-- START DOCUMENT --
Configuration Driven Reporting On Large Dataset Using Apache Spark

May 27, 2021 04:25 PM (PT)

Download Slides

In financial world, petabytes of transactional data need to be stored, processed, distributed across global customers and partners in a secured, compliant and accurate way with high availability, resiliency and observability. In American Express, we need to generate hundreds of different kinds of reports and distribute to thousands of partners in different schedules based on billions of daily transactions. Our next generation reporting framework is a highly configurable enterprise framework that caters to different reporting needs with zero development. This reusable framework entails dynamic scheduling of partner-specific reports, transforming, aggregating and filtering the data into different dataframes using inbuilt as well as user-defined spark functions leveraging spark’s in memory and parallel processing capabilities. This also encompasses applying business rules and converting it into different formats by embedding template engines like FreeMarker and Mustache into the framework.

In this session watch:
Arvind Das, Senior Engineer, american express
Zheng Gu, Developer, american express

 

Transcript

Arvind Das: Hello. My name is Arvind. I’m senior engineer, American Express. I’m here with my colleague, Zheng. We are here to present and give an insight into a little framework which we have built within American Express which is a configuration driven reporting framework which generates report based on a dynamic input provided to it on a large dataset using Apache Spark as a code product.
Now, before we deep-dive into the topic, a quick word on AmEx. We are a financial services company which provides card and digital products ranging across financial services, business travels, network and merchant services. We provide digital services and products for all of these capabilities here in AmEx.
Now, jumping into the agenda, we will start with a quick introduction on the reporting framework. We will go through the need of why we need such a framework which works on our dynamic configuration based. We’ll go to the components, we’ll go to the design, we’ll understand what level of transformations we need in this kind of framework and how we can manage those transformation external to the actual framework.
Same applies for a template because the reports at the end of the day work on top of a template. How can we manage those templates and how can we use those template externally to the reporting framework so that we can come out with a reusable framework which again needs to work on top of big data?
This is a quick introduction to the framework. This framework works along with the dynamic scheduler which we have built which is external to the framework again and it internally does the transformation, aggregation filtering out big data and the reason we have used Spark is to leverage that in memory and the parallel processing capability of Spark internally to the engine.
-- END DOCUMENT --
-- START SOURCE MATERIAL --
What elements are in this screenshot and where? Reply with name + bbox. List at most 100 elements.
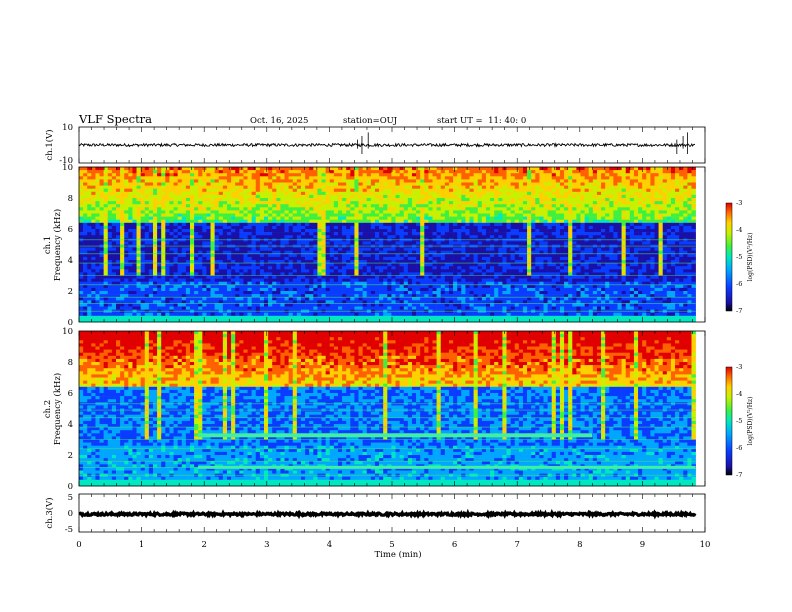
-- END SOURCE MATERIAL --
> [PROBLEM 1] In the Apache Spark reporting talk, which template engines are embedded into the framework?
> [PROBLEM 2] Reproduce the Apache Spark reporting talk from "Arvind Das: Hello." to "here in AmEx.".

> [OUTPUT 1] FreeMarker and Mustache.

> [OUTPUT 2]
Arvind Das: Hello. My name is Arvind. I’m senior engineer, American Express. I’m here with my colleague, Zheng. We are here to present and give an insight into a little framework which we have built within American Express which is a configuration driven reporting framework which generates report based on a dynamic input provided to it on a large dataset using Apache Spark as a code product.
Now, before we deep-dive into the topic, a quick word on AmEx. We are a financial services company which provides card and digital products ranging across financial services, business travels, network and merchant services. We provide digital services and products for all of these capabilities here in AmEx.